Your goal >> Copy every line of the data that contains the string "conditions".

___ Provided data ___

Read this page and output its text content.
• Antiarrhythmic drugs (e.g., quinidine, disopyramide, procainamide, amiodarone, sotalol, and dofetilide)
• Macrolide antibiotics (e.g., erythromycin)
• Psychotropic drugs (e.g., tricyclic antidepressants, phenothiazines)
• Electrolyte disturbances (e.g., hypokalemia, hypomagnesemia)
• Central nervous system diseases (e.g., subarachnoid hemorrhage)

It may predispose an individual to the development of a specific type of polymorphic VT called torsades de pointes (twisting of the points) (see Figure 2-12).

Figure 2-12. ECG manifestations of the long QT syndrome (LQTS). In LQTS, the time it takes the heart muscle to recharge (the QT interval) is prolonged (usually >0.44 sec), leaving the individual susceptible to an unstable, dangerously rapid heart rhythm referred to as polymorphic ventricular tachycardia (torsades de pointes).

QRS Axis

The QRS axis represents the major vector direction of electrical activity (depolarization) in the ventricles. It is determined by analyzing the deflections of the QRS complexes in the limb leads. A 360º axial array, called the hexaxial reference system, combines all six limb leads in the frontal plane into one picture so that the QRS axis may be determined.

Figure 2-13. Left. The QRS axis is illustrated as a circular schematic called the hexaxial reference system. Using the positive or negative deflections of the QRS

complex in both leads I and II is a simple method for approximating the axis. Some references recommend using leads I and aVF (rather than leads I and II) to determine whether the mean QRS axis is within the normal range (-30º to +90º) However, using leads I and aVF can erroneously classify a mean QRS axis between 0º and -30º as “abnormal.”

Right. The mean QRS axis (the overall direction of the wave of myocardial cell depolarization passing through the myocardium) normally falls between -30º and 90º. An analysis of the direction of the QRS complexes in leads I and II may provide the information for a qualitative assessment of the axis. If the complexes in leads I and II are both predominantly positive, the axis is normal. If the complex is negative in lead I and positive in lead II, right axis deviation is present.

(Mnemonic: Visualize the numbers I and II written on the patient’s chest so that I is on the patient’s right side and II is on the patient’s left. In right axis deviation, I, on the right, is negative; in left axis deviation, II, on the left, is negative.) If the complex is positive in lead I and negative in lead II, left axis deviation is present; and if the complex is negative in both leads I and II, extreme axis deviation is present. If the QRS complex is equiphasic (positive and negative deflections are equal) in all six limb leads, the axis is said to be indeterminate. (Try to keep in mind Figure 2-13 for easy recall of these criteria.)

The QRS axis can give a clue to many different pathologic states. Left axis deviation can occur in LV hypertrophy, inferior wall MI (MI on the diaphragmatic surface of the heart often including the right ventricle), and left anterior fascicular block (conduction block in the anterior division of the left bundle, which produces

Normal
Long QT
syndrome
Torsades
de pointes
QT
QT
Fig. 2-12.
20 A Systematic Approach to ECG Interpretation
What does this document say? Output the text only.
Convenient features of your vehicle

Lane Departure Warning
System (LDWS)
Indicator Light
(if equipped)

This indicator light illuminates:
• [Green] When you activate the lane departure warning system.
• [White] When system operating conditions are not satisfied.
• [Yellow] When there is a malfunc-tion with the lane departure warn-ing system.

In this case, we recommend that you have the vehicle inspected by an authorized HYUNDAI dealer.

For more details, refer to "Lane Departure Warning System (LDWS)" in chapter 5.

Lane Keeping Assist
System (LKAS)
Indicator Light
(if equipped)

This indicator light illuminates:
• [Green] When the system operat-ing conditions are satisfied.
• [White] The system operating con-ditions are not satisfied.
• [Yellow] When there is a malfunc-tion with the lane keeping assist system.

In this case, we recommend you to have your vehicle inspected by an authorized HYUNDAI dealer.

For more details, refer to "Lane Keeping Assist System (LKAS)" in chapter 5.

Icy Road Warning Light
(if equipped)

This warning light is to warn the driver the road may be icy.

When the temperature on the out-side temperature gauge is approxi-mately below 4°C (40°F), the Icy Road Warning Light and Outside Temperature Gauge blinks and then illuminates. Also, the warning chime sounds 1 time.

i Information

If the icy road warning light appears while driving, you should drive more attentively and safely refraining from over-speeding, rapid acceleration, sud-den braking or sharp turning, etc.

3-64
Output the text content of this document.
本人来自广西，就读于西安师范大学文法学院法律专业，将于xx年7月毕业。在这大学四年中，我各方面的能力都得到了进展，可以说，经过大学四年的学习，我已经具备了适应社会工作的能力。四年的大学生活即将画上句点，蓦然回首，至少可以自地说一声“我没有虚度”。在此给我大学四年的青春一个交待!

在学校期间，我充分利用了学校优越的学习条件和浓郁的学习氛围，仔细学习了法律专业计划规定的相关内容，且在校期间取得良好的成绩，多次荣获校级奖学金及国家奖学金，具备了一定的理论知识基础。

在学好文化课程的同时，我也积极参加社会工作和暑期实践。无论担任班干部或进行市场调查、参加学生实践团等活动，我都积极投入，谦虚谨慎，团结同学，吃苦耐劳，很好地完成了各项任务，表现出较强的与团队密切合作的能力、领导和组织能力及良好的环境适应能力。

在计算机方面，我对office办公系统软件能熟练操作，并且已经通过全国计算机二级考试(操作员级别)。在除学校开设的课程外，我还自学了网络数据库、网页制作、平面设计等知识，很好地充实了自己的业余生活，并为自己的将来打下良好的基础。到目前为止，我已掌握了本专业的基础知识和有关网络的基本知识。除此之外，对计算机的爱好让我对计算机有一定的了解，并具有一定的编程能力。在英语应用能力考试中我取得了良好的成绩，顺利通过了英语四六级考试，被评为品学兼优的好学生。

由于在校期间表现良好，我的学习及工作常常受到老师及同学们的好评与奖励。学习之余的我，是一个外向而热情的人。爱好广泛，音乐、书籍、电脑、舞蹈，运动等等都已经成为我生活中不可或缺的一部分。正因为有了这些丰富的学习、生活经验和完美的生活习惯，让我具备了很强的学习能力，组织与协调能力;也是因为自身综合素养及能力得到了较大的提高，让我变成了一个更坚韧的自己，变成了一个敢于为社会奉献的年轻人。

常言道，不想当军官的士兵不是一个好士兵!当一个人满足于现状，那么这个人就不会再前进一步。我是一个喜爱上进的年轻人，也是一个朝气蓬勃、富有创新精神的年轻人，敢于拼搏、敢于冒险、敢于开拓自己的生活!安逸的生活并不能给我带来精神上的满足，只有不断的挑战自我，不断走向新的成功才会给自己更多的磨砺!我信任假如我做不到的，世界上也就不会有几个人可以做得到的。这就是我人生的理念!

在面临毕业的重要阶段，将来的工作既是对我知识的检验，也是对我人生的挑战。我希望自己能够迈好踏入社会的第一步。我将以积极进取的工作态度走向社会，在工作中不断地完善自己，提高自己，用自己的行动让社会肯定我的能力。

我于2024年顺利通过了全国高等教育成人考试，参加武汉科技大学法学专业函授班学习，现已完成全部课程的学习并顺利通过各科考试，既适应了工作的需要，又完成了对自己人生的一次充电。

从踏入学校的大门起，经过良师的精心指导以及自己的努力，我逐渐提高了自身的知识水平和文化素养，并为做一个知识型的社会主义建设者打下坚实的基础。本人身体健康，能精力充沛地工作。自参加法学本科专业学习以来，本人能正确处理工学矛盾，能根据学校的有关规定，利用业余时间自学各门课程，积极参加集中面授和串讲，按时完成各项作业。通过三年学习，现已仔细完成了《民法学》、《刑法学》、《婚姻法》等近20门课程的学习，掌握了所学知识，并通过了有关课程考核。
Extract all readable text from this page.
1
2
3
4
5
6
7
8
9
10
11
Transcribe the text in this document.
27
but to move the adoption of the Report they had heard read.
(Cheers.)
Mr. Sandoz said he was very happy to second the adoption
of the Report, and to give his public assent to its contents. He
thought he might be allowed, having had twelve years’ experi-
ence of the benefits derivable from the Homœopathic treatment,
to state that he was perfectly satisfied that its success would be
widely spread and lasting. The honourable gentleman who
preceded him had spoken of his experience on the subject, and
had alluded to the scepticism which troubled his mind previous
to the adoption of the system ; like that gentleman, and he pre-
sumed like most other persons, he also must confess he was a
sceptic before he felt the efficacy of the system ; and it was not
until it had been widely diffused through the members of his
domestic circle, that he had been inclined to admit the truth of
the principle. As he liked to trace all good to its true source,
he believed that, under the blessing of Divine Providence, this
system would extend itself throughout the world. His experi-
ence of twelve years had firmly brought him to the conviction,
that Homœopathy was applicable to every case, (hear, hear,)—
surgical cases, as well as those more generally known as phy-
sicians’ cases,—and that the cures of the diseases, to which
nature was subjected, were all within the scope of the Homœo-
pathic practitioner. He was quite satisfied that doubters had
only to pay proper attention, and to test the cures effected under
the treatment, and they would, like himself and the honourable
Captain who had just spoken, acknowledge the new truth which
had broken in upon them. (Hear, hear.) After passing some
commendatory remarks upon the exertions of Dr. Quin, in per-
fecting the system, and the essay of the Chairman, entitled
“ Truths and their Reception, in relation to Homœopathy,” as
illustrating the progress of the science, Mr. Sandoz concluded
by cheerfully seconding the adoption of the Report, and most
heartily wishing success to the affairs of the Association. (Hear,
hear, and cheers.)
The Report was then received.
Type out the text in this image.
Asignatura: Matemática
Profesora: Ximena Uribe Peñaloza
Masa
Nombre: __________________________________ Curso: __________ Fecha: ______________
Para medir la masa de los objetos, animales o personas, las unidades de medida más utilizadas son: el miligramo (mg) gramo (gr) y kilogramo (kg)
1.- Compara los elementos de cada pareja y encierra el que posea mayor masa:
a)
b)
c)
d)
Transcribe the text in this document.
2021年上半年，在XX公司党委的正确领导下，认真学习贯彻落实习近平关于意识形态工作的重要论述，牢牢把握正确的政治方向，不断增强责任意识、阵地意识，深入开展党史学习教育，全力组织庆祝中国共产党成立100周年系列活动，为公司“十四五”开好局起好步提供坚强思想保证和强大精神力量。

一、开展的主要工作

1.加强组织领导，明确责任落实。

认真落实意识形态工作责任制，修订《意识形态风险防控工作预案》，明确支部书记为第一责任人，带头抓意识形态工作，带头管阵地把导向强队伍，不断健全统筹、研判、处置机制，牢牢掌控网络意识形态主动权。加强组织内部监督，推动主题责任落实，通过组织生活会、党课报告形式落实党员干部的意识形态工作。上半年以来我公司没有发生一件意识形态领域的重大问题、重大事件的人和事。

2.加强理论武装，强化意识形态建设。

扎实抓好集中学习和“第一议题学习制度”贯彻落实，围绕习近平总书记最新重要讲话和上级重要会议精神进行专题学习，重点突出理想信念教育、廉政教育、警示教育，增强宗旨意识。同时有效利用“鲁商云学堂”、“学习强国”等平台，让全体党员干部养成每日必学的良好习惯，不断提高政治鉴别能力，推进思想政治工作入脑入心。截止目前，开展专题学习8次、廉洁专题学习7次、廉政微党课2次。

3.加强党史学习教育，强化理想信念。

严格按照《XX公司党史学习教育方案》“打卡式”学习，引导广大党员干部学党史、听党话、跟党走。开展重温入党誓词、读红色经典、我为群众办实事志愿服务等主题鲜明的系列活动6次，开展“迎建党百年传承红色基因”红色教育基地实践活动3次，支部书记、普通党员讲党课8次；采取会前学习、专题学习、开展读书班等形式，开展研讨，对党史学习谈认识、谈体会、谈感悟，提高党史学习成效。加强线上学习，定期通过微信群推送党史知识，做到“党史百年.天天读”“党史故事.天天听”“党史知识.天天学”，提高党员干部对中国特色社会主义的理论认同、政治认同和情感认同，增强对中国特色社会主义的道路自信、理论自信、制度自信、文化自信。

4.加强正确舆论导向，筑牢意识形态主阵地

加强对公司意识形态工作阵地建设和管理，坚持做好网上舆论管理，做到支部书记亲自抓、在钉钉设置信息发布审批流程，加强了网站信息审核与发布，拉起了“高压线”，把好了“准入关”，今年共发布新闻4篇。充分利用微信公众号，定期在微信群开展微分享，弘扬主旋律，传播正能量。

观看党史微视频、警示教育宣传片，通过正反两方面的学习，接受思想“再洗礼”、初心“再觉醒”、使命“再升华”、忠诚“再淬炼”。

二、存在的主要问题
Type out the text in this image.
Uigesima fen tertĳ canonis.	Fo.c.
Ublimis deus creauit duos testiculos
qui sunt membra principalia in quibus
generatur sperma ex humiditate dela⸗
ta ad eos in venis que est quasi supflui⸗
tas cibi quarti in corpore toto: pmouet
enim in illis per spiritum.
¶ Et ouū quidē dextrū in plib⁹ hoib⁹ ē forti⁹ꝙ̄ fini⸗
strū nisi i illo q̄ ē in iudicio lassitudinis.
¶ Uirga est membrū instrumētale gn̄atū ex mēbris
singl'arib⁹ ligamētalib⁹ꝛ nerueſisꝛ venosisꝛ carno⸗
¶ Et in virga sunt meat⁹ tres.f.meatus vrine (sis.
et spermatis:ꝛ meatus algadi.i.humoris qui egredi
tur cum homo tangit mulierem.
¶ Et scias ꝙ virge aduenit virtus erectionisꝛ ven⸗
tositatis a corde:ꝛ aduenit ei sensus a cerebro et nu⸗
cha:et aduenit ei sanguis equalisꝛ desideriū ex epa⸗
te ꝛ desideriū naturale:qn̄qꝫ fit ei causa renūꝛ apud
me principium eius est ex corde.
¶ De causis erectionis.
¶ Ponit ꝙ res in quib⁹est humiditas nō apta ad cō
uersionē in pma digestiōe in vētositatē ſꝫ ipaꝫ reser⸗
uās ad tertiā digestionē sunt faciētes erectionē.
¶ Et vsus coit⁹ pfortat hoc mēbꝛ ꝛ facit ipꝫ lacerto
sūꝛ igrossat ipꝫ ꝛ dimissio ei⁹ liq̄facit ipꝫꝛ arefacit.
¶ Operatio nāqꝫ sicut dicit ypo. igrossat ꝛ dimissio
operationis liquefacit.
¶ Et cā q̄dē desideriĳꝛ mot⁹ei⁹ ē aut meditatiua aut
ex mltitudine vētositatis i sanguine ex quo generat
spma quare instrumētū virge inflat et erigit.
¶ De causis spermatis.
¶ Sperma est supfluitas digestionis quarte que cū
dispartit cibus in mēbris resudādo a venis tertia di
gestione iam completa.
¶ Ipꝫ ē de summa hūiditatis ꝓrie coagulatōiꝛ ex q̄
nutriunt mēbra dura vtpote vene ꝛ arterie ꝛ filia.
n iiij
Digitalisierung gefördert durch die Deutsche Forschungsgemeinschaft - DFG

___

Solution for this exercise >>
• [White] When system operating conditions are not satisfied.
• [Green] When the system operat-ing conditions are satisfied.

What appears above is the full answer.